Saved entries

* * * * * * *

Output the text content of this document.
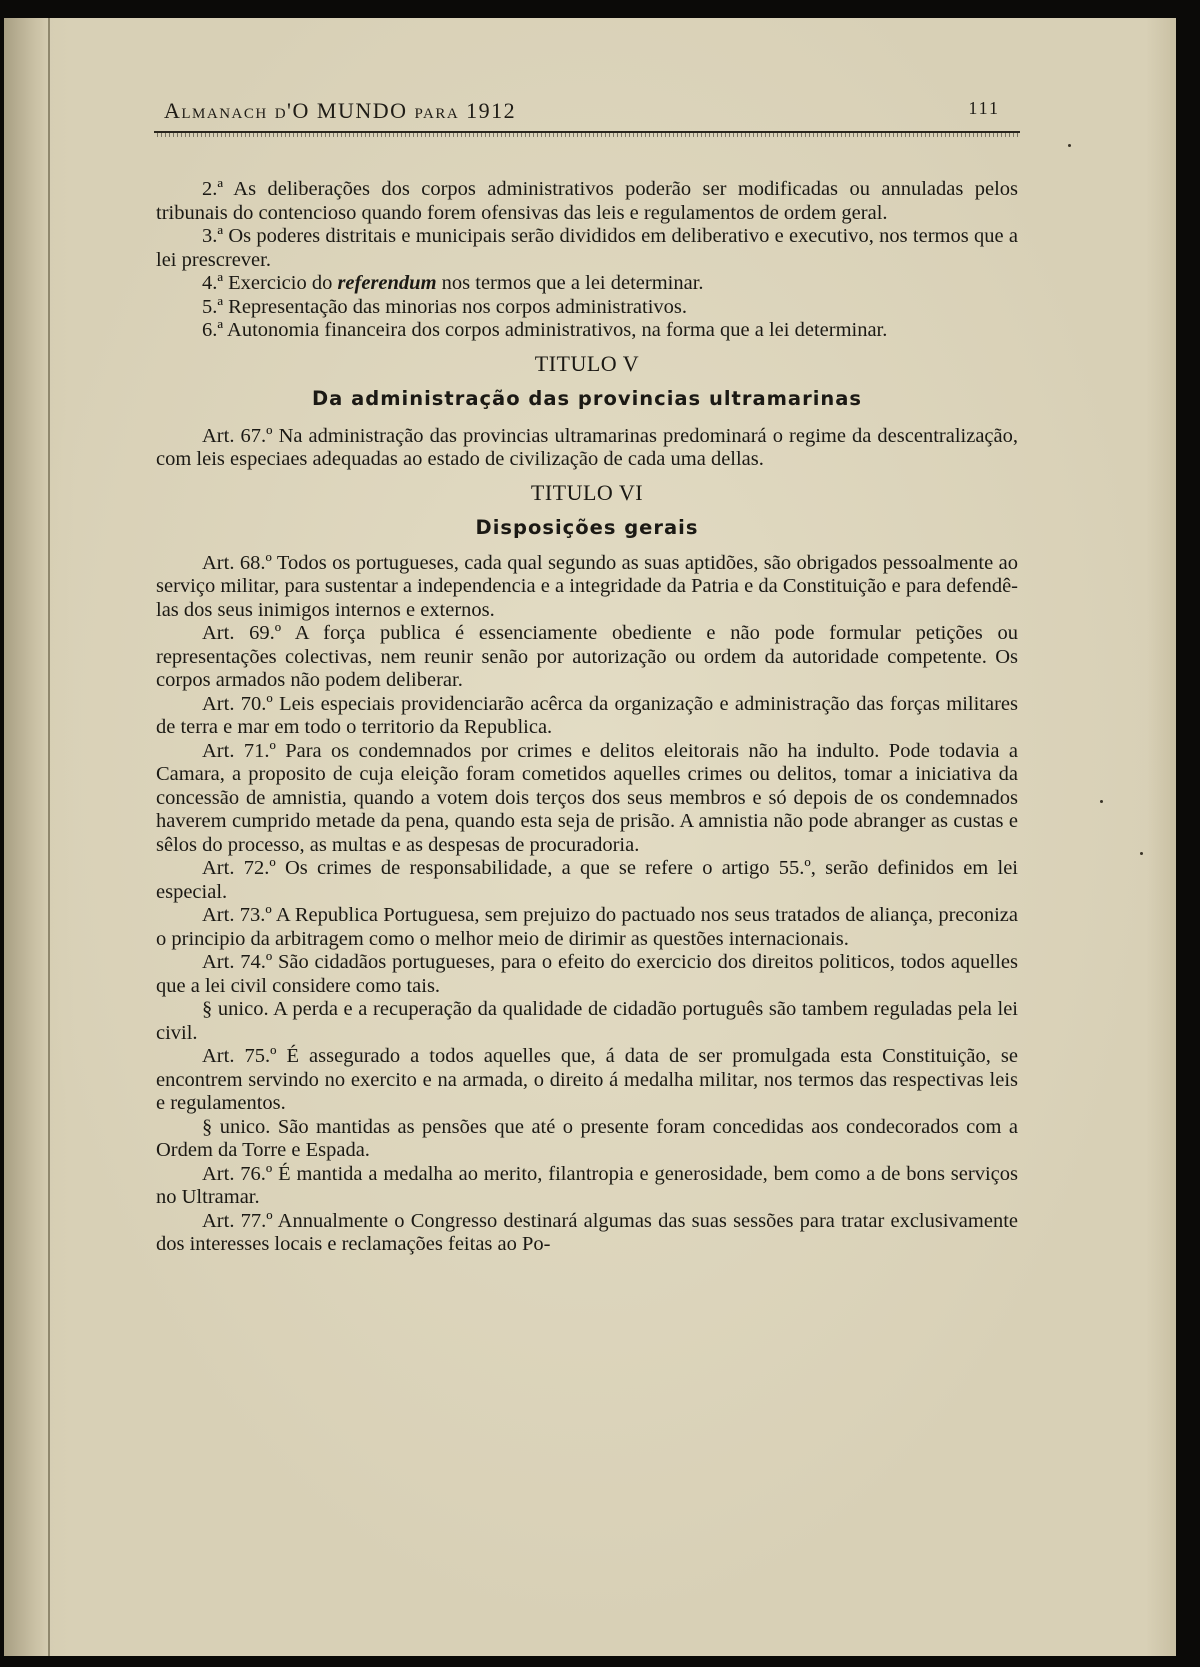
Almanach d'O MUNDO para 1912	111

2.ª As deliberações dos corpos administrativos poderão ser modificadas ou annuladas pelos tribunais do contencioso quando forem ofensivas das leis e regulamentos de ordem geral.

3.ª Os poderes distritais e municipais serão divididos em deliberativo e executivo, nos termos que a lei prescrever.

4.ª Exercicio do referendum nos termos que a lei determinar.

5.ª Representação das minorias nos corpos administrativos.

6.ª Autonomia financeira dos corpos administrativos, na forma que a lei determinar.

TITULO V
Da administração das provincias ultramarinas

Art. 67.º Na administração das provincias ultramarinas predominará o regime da descentralização, com leis especiaes adequadas ao estado de civilização de cada uma dellas.

TITULO VI
Disposições gerais

Art. 68.º Todos os portugueses, cada qual segundo as suas aptidões, são obrigados pessoalmente ao serviço militar, para sustentar a independencia e a integridade da Patria e da Constituição e para defendê-las dos seus inimigos internos e externos.

Art. 69.º A força publica é essenciamente obediente e não pode formular petições ou representações colectivas, nem reunir senão por autorização ou ordem da autoridade competente. Os corpos armados não podem deliberar.

Art. 70.º Leis especiais providenciarão acêrca da organização e administração das forças militares de terra e mar em todo o territorio da Republica.

Art. 71.º Para os condemnados por crimes e delitos eleitorais não ha indulto. Pode todavia a Camara, a proposito de cuja eleição foram cometidos aquelles crimes ou delitos, tomar a iniciativa da concessão de amnistia, quando a votem dois terços dos seus membros e só depois de os condemnados haverem cumprido metade da pena, quando esta seja de prisão. A amnistia não pode abranger as custas e sêlos do processo, as multas e as despesas de procuradoria.

Art. 72.º Os crimes de responsabilidade, a que se refere o artigo 55.º, serão definidos em lei especial.

Art. 73.º A Republica Portuguesa, sem prejuizo do pactuado nos seus tratados de aliança, preconiza o principio da arbitragem como o melhor meio de dirimir as questões internacionais.

Art. 74.º São cidadãos portugueses, para o efeito do exercicio dos direitos politicos, todos aquelles que a lei civil considere como tais.

§ unico. A perda e a recuperação da qualidade de cidadão português são tambem reguladas pela lei civil.

Art. 75.º É assegurado a todos aquelles que, á data de ser promulgada esta Constituição, se encontrem servindo no exercito e na armada, o direito á medalha militar, nos termos das respectivas leis e regulamentos.

§ unico. São mantidas as pensões que até o presente foram concedidas aos condecorados com a Ordem da Torre e Espada.

Art. 76.º É mantida a medalha ao merito, filantropia e generosidade, bem como a de bons serviços no Ultramar.

Art. 77.º Annualmente o Congresso destinará algumas das suas sessões para tratar exclusivamente dos interesses locais e reclamações feitas ao Po-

* * * * * * *

* **The request**: Provide only the count of lines in the material above that hold the word "ultramarinas".

* **The answer**: 2